— Start Records supplied —

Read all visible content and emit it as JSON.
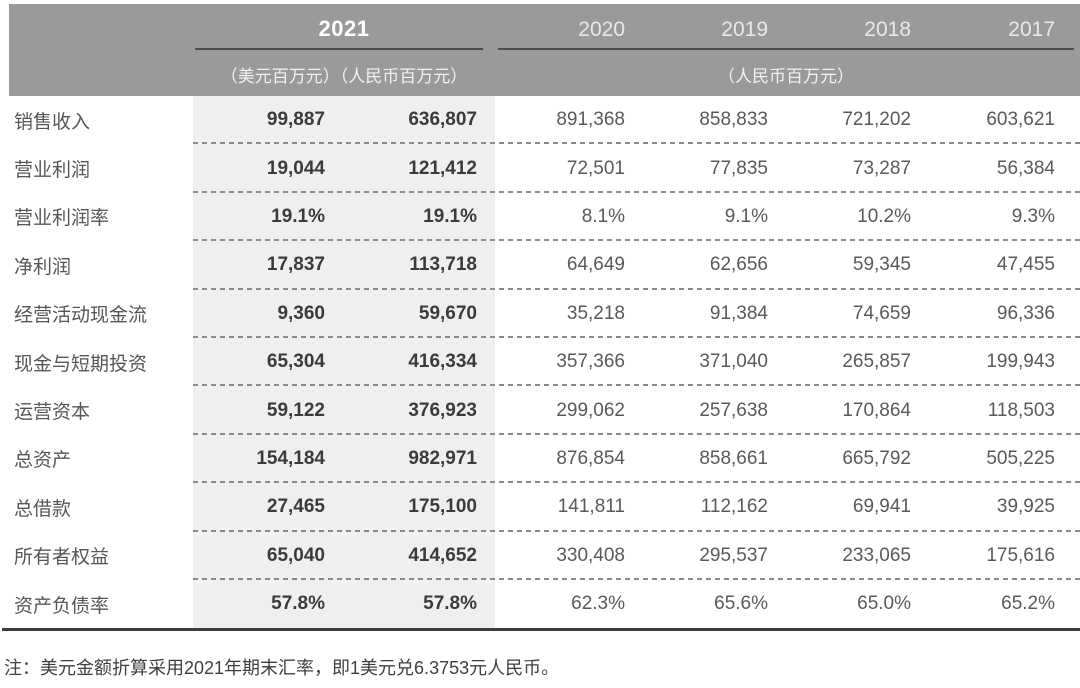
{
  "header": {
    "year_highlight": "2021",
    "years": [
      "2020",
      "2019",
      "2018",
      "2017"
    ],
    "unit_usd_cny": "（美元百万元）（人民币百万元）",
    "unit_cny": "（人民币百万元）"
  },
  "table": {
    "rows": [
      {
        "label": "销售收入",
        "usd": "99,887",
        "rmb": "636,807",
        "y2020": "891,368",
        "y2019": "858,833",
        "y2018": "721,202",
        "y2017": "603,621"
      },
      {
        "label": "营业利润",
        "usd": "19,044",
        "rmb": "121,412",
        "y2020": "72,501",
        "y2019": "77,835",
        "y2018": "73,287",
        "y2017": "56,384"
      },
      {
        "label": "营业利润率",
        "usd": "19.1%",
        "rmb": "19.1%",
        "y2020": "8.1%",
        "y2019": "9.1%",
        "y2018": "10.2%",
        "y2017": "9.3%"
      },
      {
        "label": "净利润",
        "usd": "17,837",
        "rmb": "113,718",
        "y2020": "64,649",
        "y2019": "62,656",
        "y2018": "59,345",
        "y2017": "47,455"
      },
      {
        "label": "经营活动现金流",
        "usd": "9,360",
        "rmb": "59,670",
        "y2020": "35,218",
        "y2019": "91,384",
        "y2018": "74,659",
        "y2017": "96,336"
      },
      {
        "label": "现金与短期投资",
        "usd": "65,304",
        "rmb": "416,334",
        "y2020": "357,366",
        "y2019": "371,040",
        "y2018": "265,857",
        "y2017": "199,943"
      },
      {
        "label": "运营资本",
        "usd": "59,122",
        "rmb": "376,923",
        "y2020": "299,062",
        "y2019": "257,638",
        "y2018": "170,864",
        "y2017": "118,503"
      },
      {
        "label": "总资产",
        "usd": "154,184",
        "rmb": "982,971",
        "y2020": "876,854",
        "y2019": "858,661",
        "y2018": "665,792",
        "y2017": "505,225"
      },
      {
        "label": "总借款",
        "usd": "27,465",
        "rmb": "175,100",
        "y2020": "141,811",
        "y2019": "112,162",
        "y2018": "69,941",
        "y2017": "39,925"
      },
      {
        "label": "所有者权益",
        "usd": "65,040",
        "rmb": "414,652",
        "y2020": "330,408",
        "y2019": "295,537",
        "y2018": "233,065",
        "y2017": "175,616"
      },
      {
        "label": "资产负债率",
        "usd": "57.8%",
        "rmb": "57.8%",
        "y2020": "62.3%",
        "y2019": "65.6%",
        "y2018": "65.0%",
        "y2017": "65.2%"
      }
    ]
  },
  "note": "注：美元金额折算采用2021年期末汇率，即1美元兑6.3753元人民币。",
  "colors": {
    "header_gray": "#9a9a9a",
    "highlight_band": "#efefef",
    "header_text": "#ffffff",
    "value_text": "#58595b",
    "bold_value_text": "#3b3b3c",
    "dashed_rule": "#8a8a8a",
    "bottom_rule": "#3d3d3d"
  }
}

— End Records supplied —
— Start Records supplied —

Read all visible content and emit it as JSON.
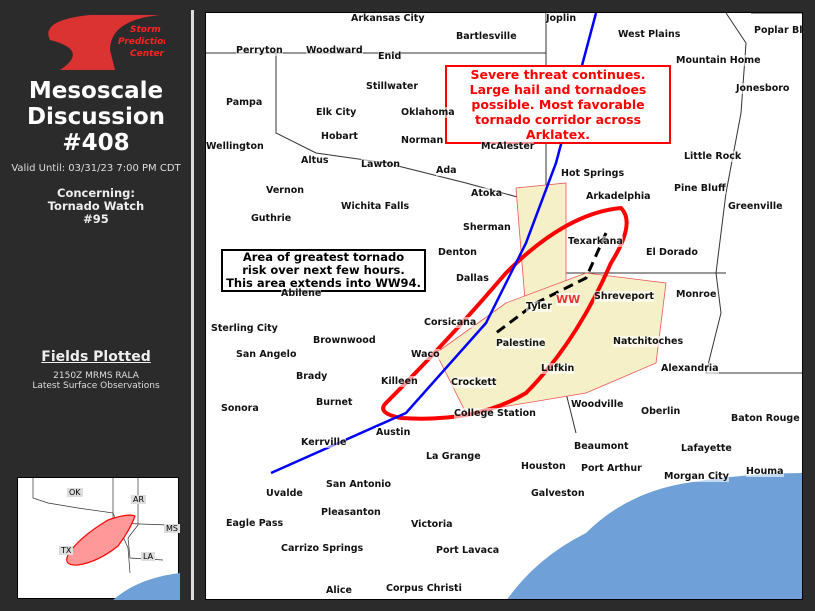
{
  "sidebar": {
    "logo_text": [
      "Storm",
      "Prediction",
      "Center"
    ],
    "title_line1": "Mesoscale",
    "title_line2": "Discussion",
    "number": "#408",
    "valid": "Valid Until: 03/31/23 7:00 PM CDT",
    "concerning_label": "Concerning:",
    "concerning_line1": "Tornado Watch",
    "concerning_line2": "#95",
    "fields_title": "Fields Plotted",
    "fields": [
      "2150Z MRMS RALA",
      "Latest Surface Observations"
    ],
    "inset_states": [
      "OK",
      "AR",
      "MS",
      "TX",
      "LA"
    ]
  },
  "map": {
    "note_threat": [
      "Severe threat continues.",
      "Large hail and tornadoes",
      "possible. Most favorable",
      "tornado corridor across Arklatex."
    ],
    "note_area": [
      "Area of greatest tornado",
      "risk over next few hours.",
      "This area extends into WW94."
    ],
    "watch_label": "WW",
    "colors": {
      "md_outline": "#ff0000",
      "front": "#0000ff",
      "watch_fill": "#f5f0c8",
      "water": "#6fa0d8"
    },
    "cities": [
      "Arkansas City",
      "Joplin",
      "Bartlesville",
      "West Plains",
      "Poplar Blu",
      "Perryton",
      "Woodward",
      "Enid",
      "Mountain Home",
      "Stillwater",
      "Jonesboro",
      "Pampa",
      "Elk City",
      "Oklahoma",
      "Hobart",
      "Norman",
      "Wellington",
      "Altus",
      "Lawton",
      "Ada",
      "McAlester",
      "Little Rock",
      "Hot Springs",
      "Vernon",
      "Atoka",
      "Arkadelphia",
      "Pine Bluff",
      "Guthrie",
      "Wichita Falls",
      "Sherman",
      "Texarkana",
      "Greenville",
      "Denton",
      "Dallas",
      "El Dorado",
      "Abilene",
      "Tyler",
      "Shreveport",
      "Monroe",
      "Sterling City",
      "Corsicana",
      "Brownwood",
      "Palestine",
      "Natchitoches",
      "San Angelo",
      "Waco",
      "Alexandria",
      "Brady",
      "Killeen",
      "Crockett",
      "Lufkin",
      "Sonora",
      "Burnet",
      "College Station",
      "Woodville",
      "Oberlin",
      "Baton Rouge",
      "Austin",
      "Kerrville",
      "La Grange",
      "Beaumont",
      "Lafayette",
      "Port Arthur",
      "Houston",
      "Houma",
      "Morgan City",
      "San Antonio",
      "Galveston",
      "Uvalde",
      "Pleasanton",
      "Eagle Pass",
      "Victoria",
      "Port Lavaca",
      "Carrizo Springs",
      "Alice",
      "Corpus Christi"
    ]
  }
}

— End Records supplied —

| Exercise objective |
In the entries above, find each line with the word "City" and copy it.

| Solution |
      "Arkansas City",
      "Elk City",
      "Sterling City",
      "Morgan City",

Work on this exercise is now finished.